Required work: State how many lines in the entries below contain "layer". Write nothing but the number.

- - - - -

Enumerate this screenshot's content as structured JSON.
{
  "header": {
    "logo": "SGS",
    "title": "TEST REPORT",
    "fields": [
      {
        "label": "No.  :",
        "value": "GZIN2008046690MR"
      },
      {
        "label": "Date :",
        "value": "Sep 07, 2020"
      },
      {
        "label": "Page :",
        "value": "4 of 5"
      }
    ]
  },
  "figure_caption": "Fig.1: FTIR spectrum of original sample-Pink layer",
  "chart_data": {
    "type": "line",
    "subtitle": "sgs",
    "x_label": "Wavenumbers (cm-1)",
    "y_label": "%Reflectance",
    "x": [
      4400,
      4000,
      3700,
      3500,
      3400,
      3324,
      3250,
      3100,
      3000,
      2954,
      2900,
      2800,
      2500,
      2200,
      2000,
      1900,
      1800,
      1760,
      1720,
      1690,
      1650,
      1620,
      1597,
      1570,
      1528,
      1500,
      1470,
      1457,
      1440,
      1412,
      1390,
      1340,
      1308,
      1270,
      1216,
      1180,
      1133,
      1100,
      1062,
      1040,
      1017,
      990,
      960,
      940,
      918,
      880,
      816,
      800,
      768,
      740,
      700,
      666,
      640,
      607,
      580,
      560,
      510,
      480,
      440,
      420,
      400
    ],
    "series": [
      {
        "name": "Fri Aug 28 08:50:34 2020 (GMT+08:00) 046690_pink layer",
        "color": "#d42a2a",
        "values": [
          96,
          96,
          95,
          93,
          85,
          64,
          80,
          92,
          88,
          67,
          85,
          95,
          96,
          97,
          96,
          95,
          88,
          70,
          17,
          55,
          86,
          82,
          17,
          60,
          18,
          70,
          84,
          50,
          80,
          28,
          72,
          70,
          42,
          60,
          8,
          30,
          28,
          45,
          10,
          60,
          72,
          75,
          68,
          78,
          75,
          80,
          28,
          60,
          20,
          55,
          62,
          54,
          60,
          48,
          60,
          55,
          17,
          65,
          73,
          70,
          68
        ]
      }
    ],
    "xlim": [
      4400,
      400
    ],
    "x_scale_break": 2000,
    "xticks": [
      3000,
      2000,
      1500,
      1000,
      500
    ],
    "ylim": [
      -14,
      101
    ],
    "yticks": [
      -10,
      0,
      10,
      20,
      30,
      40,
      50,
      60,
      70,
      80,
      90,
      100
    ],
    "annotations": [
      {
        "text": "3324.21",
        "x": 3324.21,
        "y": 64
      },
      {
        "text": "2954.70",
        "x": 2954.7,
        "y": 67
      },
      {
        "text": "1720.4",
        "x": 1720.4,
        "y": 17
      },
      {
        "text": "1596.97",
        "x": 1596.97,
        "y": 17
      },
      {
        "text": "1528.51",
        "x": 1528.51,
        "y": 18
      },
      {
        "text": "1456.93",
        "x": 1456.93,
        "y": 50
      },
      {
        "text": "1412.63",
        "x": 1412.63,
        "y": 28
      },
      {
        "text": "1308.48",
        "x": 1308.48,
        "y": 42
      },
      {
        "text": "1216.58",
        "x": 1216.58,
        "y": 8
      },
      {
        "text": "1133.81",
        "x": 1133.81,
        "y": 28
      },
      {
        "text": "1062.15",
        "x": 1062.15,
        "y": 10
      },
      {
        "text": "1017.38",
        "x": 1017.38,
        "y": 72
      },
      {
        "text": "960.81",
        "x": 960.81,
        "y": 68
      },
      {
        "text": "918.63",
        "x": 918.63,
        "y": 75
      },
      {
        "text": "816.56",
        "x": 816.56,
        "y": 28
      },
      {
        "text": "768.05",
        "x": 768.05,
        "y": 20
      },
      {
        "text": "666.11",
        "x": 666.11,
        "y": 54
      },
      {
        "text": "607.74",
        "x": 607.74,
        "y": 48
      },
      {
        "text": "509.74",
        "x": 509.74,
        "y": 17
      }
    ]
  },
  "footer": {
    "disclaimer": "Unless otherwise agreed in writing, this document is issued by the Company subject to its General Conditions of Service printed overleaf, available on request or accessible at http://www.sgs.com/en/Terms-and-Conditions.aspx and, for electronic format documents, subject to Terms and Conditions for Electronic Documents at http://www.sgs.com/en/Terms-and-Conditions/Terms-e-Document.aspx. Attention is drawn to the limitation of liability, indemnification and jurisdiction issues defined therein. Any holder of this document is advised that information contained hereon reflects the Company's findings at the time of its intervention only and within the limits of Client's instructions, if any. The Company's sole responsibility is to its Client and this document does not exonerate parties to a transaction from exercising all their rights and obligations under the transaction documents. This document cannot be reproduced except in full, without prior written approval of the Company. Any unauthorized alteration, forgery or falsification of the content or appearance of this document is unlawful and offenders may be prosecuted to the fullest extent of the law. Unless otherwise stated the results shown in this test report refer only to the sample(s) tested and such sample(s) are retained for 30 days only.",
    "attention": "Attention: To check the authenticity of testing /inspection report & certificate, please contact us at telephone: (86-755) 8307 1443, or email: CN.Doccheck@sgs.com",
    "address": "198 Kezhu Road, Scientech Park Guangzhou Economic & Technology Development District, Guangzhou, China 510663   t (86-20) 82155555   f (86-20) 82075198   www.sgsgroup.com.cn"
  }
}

- - - - -

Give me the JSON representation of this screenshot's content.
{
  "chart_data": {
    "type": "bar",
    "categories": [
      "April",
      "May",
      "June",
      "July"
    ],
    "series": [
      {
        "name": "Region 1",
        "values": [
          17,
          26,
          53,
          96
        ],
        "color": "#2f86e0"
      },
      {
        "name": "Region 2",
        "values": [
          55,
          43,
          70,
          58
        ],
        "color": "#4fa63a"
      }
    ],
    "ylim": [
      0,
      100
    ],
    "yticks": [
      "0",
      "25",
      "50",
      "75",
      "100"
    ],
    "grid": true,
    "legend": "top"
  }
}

- - - - -

The reply: 2